+++ RECORDS FOR THE TASK

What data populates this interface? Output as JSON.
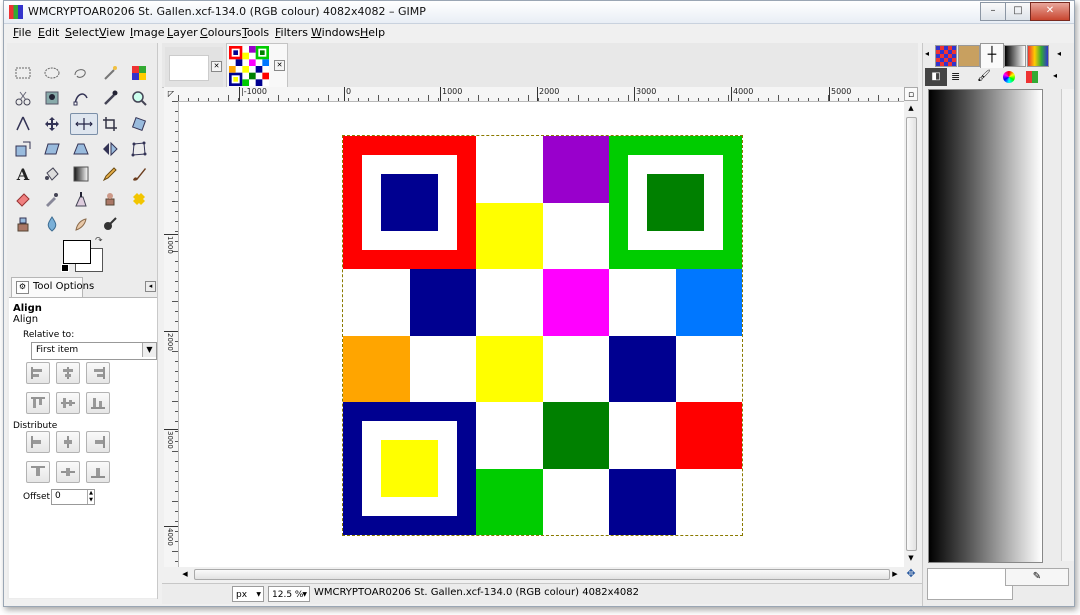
{
  "window": {
    "title": "WMCRYPTOAR0206 St. Gallen.xcf-134.0 (RGB colour) 4082x4082 – GIMP",
    "controls": [
      "–",
      "□",
      "✕"
    ]
  },
  "menu": [
    "File",
    "Edit",
    "Select",
    "View",
    "Image",
    "Layer",
    "Colours",
    "Tools",
    "Filters",
    "Windows",
    "Help"
  ],
  "tool_options": {
    "tab_label": "Tool Options",
    "heading": "Align",
    "subheading": "Align",
    "relative_label": "Relative to:",
    "relative_value": "First item",
    "distribute_label": "Distribute",
    "offset_label": "Offset:",
    "offset_value": "0"
  },
  "image_tabs": [
    {
      "name": "blank-image",
      "active": false
    },
    {
      "name": "qr-image",
      "active": true
    }
  ],
  "rulers": {
    "h_ticks": [
      {
        "label": "|-1000",
        "at": 61
      },
      {
        "label": "0",
        "at": 166
      },
      {
        "label": "1000",
        "at": 262
      },
      {
        "label": "2000",
        "at": 359
      },
      {
        "label": "3000",
        "at": 456
      },
      {
        "label": "4000",
        "at": 553
      },
      {
        "label": "5000",
        "at": 651
      }
    ],
    "v_ticks": [
      {
        "label": "1000",
        "at": 133
      },
      {
        "label": "2000",
        "at": 230
      },
      {
        "label": "3000",
        "at": 328
      },
      {
        "label": "4000",
        "at": 425
      }
    ]
  },
  "status": {
    "unit": "px",
    "zoom": "12.5 %",
    "text": "WMCRYPTOAR0206 St. Gallen.xcf-134.0 (RGB colour) 4082x4082"
  },
  "colors": {
    "red": "#ff0000",
    "green": "#00cc00",
    "dark_green": "#008000",
    "navy": "#000090",
    "yellow": "#ffff00",
    "purple": "#9900cc",
    "magenta": "#ff00ff",
    "blue": "#0077ff",
    "orange": "#ffa500",
    "white": "#ffffff"
  },
  "image_grid": [
    [
      "red-finder",
      "red-finder",
      "white",
      "purple",
      "green-finder",
      "green-finder"
    ],
    [
      "red-finder",
      "red-finder",
      "yellow",
      "white",
      "green-finder",
      "green-finder"
    ],
    [
      "white",
      "navy",
      "white",
      "magenta",
      "white",
      "blue"
    ],
    [
      "orange",
      "white",
      "yellow",
      "white",
      "navy",
      "white"
    ],
    [
      "navy-finder",
      "navy-finder",
      "white",
      "dark_green",
      "white",
      "red"
    ],
    [
      "navy-finder",
      "navy-finder",
      "green",
      "white",
      "navy",
      "white"
    ]
  ]
}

++++++

_DESCRIPTION OF THE TASK_. Transcribe the complete set of entries verbatim. No pictures belong in the copy.

_TASK SOLUTION_.
What data populates this interface? Output as JSON.
{
  "window": {
    "title": "WMCRYPTOAR0206 St. Gallen.xcf-134.0 (RGB colour) 4082x4082 – GIMP",
    "controls": [
      "–",
      "□",
      "✕"
    ]
  },
  "menu": [
    "File",
    "Edit",
    "Select",
    "View",
    "Image",
    "Layer",
    "Colours",
    "Tools",
    "Filters",
    "Windows",
    "Help"
  ],
  "tool_options": {
    "tab_label": "Tool Options",
    "heading": "Align",
    "subheading": "Align",
    "relative_label": "Relative to:",
    "relative_value": "First item",
    "distribute_label": "Distribute",
    "offset_label": "Offset:",
    "offset_value": "0"
  },
  "image_tabs": [
    {
      "name": "blank-image",
      "active": false
    },
    {
      "name": "qr-image",
      "active": true
    }
  ],
  "rulers": {
    "h_ticks": [
      {
        "label": "|-1000",
        "at": 61
      },
      {
        "label": "0",
        "at": 166
      },
      {
        "label": "1000",
        "at": 262
      },
      {
        "label": "2000",
        "at": 359
      },
      {
        "label": "3000",
        "at": 456
      },
      {
        "label": "4000",
        "at": 553
      },
      {
        "label": "5000",
        "at": 651
      }
    ],
    "v_ticks": [
      {
        "label": "1000",
        "at": 133
      },
      {
        "label": "2000",
        "at": 230
      },
      {
        "label": "3000",
        "at": 328
      },
      {
        "label": "4000",
        "at": 425
      }
    ]
  },
  "status": {
    "unit": "px",
    "zoom": "12.5 %",
    "text": "WMCRYPTOAR0206 St. Gallen.xcf-134.0 (RGB colour) 4082x4082"
  },
  "colors": {
    "red": "#ff0000",
    "green": "#00cc00",
    "dark_green": "#008000",
    "navy": "#000090",
    "yellow": "#ffff00",
    "purple": "#9900cc",
    "magenta": "#ff00ff",
    "blue": "#0077ff",
    "orange": "#ffa500",
    "white": "#ffffff"
  },
  "image_grid": [
    [
      "red-finder",
      "red-finder",
      "white",
      "purple",
      "green-finder",
      "green-finder"
    ],
    [
      "red-finder",
      "red-finder",
      "yellow",
      "white",
      "green-finder",
      "green-finder"
    ],
    [
      "white",
      "navy",
      "white",
      "magenta",
      "white",
      "blue"
    ],
    [
      "orange",
      "white",
      "yellow",
      "white",
      "navy",
      "white"
    ],
    [
      "navy-finder",
      "navy-finder",
      "white",
      "dark_green",
      "white",
      "red"
    ],
    [
      "navy-finder",
      "navy-finder",
      "green",
      "white",
      "navy",
      "white"
    ]
  ]
}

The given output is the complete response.